## Exercise description
From the listing below, return each line that includes "name".

## Source material
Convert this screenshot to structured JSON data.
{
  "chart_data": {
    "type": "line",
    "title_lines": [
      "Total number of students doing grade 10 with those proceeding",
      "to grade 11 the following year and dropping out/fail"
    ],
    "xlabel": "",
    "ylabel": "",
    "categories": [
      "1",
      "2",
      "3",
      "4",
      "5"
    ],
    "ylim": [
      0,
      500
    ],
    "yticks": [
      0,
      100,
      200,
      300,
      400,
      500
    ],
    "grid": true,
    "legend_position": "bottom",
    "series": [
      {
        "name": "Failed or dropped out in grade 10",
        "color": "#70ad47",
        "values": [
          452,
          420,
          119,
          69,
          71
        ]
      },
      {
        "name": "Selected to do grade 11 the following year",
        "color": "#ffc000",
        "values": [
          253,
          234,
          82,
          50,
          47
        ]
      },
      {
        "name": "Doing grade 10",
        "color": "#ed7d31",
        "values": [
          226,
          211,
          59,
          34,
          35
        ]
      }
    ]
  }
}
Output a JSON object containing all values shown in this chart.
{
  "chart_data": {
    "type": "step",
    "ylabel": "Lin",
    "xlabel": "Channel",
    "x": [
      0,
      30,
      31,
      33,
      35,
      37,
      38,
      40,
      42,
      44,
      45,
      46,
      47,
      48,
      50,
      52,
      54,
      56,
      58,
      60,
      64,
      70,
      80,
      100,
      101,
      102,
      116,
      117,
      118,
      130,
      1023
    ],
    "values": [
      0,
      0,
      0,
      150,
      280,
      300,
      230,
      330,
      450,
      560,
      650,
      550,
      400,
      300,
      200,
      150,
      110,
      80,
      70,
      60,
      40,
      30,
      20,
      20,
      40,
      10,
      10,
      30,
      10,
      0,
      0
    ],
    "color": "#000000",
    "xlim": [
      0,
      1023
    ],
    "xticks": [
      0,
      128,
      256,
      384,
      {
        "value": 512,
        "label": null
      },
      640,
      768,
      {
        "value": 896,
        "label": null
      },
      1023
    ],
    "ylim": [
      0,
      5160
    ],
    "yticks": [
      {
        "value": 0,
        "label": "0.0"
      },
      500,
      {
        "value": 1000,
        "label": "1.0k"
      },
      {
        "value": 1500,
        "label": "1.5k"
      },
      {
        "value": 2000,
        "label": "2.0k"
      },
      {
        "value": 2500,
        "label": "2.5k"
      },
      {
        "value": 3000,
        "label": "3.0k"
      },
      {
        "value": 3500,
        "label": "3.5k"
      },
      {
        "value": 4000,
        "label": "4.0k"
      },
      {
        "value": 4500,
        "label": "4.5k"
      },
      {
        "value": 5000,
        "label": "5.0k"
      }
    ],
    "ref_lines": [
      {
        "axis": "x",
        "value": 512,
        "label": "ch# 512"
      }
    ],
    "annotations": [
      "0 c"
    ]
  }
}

## Task output
        "name": "Failed or dropped out in grade 10",
        "name": "Selected to do grade 11 the following year",
        "name": "Doing grade 10",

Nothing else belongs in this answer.